## DOKUMEN

Wanita - Bila Bosan Dengan Fitrahnya

Rasulullah Shallallahu 'alaihi wasallam bersabda, “Suatu ketika ada seseorang yang menggiring sapi (sejenis kerbau) yang di atas punggungnya membawa beban –dalam riwayat lain, “tiba-tiba laki-laki tersebut menaikinya dan memukulnya- Maka berkatalah sapi tersebut, “Sesungguhnya kami diciptakan bukan untuk keperluan ini, aku diciptakan untuk membajak sawah.” Maka orang-orang berkata, ”Subhanallah, seekor sapi dapat berbicara.” Kemudian beliau bersabda, ”sesungguhnya aku diberi amanah untuk ini, begitu juga Abu Bakar dan Umar… (HR Bukhari dan Muslim)

Demikianlah, Allah Subhanahu Wata'ala menghiasi makhluknya dengan kekuatan dan keistimewaan yang berbeda-beda, dan Allah Subhanahu Wata'ala memberikan piranti kepada makhluk sesuai dengan tujuan ia diciptakan. Kerbau tidak diciptakan untuk mengangkat beban dan dijadikan tunggangan, akan tetapi diciptakan untuk membajak sawah, maka mempergunakan kerbau sebagai kendaraan atau untuk mengangkat beban berarti menyalahi maksud diciptakannya kerbau dan tidak sesuai dengan keistimewaan yang telah diberikan Allah Subhanahu Wata'ala kepada kerbau.

Demikianlah halnya diciptakannya laki-laki dan perempuan yang juga merupakan makhluk Allah Subhanahu Wata'ala. Dia menjadikan laki-laki dan perempuan serta memberikan kelebihan dan keistimewaan yang berbeda sesuai dengan tugas dan peranannya. Kita dapatkan perbedaan yang menyolok antara keduanya baik dalam sifat, susunan tubuh, gerak-geriknya, cara berjalan, duduk, berdiri, cara berbicara, kesenangannya, kebiasaannya dan juga perasaanya. Perbedaan tersebut sesuai dengan kekhususan fungsi dan peranannya sebagaimana yang kehendaki Allah Subhanahu Wata'ala.

## DAFTAR

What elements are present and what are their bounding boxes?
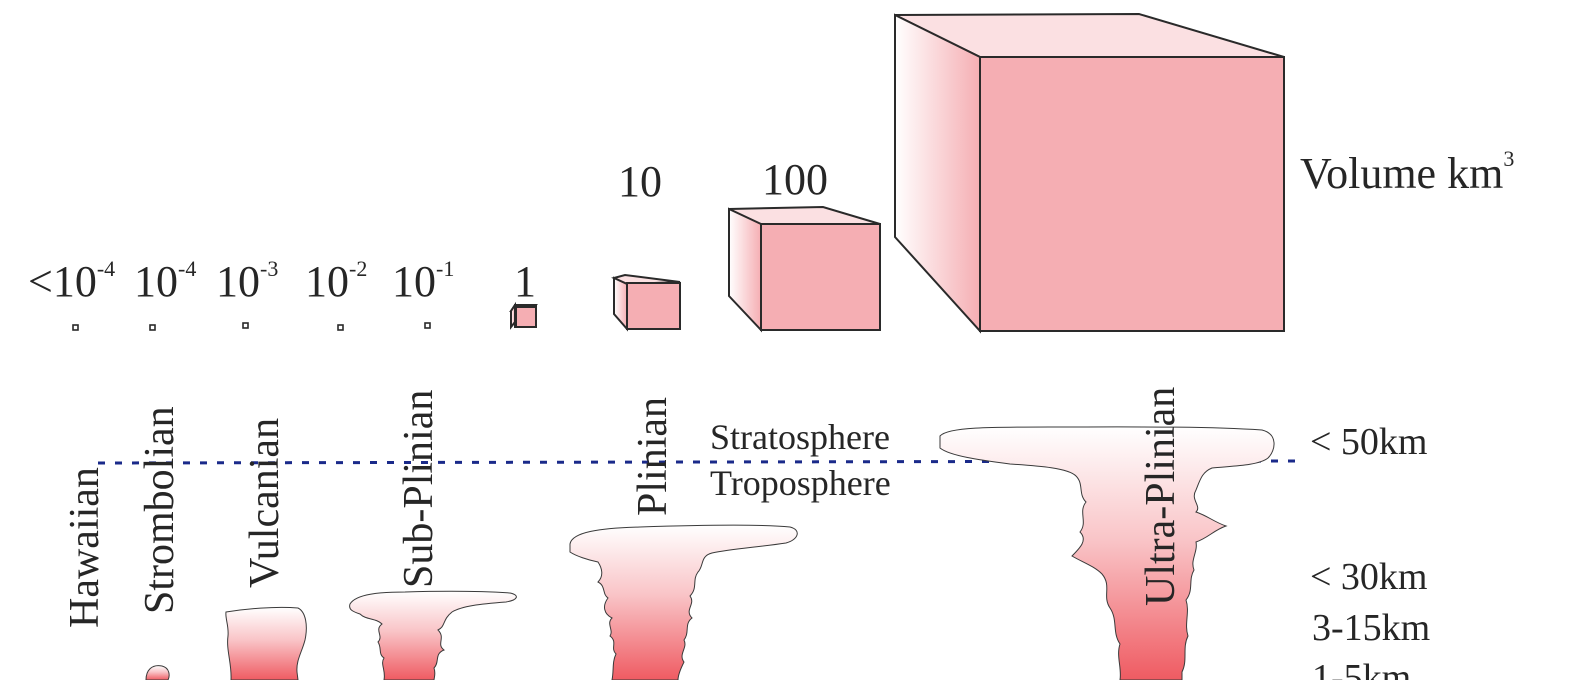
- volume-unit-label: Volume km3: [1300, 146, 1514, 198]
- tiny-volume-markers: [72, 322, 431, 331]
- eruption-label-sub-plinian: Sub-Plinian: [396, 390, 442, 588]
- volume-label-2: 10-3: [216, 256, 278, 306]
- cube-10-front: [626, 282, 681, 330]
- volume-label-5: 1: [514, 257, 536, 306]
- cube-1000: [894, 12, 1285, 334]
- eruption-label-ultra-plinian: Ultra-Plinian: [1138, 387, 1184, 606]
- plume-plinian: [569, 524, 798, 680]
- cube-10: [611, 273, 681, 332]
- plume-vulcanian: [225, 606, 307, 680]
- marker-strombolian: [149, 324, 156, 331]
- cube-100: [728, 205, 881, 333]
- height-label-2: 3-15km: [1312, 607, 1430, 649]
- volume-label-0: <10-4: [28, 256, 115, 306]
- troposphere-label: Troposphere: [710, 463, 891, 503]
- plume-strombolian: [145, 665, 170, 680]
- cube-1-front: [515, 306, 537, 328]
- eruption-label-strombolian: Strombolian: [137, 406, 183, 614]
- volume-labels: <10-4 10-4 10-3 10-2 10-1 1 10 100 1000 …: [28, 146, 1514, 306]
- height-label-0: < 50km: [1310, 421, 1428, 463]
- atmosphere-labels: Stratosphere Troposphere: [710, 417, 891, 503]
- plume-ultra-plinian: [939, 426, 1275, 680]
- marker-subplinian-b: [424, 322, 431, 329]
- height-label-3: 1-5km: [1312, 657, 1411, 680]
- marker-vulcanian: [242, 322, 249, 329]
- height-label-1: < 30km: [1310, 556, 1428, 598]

## DAFTAR TUGAS
[a] Jawab pertanyaan berikut berdasarkan artikel tentang fitrah wanita:
(i) Menurut hadis dalam artikel, sapi itu diciptakan untuk apa?
(ii) Hadis tersebut diriwayatkan oleh siapa?
(iii) Perbedaan antara laki-laki dan perempuan disebut sesuai dengan apa?
[b] Lanjutkan artikel tentang fitrah wanita, mulai setelah kalimat terakhirnya.
Daftar tersebut merupakan bahan tersendiri yang terpisah dari artikel.

## JAWABAN AKHIR
[a]
(i) Untuk membajak sawah.
(ii) Bukhari dan Muslim.
(iii) Sesuai dengan kekhususan fungsi dan peranannya sebagaimana yang dikehendaki Allah Subhanahu Wata'ala.

[b]
Menuntut persamaan gender adalah sebuah tuntutan untuk memaksakan kesamaan dua hal yang sesungguhnya berbeda. Menyeru persamaan hak dan kewajiban antara laki-laki dan perempuan adalah bentuk “diskriminatif” terhadap fithrah yang telah Allah Subhanahu Wata'ala gariskan terhadap manusia. Kalau saja tugas dan peranan laki-laki sama dengan perempuan, lantas dimanakah letak kebijakan Allah Subhanahu Wata'ala menciptakan manusia menjadi dua jenis? mengapa tidak cukup menciptakan dengan satu jenis kelamin saja jika memang sama tugas dan hak-haknya? Allah Subhanahu Wata'ala berfirman :



“Tidaklah laki-laki itu sepertti wanita…..”


Kembali Kepada Fithrah Adalah Jalan Keselamatan

Segala sesuatu akan menjadi baik jika berada diatas fithrahnya. Ikan akan tetap hidup jika ia tinggal di air, burung akan terjaga kelestariannya jika mereka terbang di udara dan tinggal di pucuk-pucuk pohon dan cacing akan selamat jika ia tetap tinggal di dalam tanah. Bencana akan menimpa mereka ketika masing-masing telah jenuh denang apa yang menjadi fithrahnya.

Demikian halnya dengan manusia, dia akan tetap baik ketika nrimo dengan apa yang menjadi fitharahnya. Jika wanita sudah menjadi laki-laki, dan laki-laki memerankan wanita, maka kerusakanpun akan terjadi. Oleh karena itu Rasulullah Shallallahu 'alaihi wasallam melaknat wanita yang menyerupai (meniru) laki-laki dan laki-laki yang menyerupai (meniru) wanita.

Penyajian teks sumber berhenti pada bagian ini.